***** Information supplied

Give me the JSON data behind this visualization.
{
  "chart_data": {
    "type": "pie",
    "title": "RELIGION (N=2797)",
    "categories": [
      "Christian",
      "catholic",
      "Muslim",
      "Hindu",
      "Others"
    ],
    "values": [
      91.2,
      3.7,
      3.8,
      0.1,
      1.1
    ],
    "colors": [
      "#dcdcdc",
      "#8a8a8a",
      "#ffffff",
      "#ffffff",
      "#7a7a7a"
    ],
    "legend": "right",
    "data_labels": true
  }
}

**********

Copy all the records above precisely.

Give me the JSON data behind this visualization.
{
  "chart_data": {
    "type": "pie",
    "title": "RELIGION (N=2797)",
    "categories": [
      "Christian",
      "catholic",
      "Muslim",
      "Hindu",
      "Others"
    ],
    "values": [
      91.2,
      3.7,
      3.8,
      0.1,
      1.1
    ],
    "colors": [
      "#dcdcdc",
      "#8a8a8a",
      "#ffffff",
      "#ffffff",
      "#7a7a7a"
    ],
    "legend": "right",
    "data_labels": true
  }
}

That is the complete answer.